━━ Supplied data
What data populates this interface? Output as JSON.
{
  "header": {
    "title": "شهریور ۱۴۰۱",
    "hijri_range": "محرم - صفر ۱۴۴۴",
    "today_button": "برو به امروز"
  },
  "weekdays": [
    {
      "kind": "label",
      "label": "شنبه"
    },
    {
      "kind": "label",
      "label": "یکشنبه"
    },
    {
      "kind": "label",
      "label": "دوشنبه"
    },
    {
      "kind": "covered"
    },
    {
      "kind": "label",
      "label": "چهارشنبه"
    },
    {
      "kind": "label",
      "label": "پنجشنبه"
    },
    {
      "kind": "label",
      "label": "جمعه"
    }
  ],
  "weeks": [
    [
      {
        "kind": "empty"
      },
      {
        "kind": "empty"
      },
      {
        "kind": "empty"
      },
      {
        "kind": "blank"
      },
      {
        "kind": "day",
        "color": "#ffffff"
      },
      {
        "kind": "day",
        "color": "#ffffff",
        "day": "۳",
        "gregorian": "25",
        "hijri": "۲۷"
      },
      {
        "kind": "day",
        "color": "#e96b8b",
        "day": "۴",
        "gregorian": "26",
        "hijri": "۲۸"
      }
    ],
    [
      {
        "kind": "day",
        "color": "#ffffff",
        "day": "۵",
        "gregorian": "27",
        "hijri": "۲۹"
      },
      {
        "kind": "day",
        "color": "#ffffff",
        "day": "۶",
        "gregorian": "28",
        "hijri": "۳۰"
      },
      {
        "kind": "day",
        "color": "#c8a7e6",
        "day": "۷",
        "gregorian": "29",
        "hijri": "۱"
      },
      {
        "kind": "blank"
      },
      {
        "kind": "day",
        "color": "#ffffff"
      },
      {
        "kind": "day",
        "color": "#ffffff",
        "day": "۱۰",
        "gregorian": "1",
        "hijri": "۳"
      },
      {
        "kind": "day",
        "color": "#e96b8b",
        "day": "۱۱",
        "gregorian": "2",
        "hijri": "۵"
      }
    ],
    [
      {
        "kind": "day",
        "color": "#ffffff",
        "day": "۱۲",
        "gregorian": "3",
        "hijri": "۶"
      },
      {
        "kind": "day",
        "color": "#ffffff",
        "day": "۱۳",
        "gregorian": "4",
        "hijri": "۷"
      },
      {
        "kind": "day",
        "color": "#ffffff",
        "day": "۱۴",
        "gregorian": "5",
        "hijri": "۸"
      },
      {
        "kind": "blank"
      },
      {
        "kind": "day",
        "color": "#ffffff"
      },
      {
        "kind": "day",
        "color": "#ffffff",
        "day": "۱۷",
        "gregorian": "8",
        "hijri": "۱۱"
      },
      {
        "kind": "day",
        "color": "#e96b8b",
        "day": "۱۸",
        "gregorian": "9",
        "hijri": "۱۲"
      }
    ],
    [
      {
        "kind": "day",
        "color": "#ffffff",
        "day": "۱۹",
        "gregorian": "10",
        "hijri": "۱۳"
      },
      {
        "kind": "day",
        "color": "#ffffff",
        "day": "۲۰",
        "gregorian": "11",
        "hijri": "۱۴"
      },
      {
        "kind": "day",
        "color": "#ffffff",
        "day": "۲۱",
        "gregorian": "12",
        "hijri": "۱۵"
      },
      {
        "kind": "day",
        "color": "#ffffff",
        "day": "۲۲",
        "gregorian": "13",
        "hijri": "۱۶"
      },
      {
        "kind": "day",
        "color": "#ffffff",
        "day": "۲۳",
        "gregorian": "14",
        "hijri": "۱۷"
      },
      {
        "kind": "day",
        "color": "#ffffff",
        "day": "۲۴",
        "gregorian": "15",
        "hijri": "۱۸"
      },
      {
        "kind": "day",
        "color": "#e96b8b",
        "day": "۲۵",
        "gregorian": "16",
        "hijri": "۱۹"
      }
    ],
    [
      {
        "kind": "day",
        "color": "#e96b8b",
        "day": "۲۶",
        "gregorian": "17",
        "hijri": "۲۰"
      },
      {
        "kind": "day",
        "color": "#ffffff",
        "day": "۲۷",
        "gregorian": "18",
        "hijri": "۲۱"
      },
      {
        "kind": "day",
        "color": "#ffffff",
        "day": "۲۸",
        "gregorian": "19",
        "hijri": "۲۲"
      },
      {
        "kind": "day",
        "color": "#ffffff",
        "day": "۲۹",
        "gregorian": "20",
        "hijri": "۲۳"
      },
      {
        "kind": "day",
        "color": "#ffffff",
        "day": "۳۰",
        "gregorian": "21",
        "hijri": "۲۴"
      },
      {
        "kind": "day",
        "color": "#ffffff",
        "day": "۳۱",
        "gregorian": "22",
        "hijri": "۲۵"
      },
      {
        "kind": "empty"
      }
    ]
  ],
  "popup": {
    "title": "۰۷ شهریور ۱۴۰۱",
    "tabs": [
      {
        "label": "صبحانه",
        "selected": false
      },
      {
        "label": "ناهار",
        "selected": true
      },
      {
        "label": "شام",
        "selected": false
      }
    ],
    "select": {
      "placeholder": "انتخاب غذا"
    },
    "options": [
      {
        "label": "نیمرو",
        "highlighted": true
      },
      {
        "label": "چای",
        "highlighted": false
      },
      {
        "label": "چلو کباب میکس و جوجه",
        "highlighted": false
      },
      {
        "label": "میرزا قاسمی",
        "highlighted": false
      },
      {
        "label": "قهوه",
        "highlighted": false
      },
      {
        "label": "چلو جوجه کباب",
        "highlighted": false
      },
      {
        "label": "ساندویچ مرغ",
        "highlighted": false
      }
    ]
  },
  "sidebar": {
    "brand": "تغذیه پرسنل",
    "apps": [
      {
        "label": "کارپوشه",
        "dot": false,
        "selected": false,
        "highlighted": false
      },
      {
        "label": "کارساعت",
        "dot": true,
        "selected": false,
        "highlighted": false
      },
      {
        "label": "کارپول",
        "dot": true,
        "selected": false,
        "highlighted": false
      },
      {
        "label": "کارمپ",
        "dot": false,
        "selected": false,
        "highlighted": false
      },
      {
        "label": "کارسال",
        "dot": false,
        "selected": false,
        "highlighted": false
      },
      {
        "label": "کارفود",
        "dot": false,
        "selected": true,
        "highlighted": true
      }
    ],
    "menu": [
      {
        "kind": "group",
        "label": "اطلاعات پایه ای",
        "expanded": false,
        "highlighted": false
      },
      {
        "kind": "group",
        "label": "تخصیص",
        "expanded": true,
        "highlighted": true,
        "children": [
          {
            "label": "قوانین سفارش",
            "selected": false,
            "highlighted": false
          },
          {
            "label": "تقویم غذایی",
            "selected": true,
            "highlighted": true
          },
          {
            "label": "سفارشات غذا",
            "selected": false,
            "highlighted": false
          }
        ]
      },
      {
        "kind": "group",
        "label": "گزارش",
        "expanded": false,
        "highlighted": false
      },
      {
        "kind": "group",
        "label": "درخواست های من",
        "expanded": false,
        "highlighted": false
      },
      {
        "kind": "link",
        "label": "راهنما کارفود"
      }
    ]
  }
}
━━━━
[Aim of the exercise]
Search the data for "کباب" and list every line in which it occurs.

[Exercise response]
        "label": "چلو کباب میکس و جوجه",
        "label": "چلو جوجه کباب",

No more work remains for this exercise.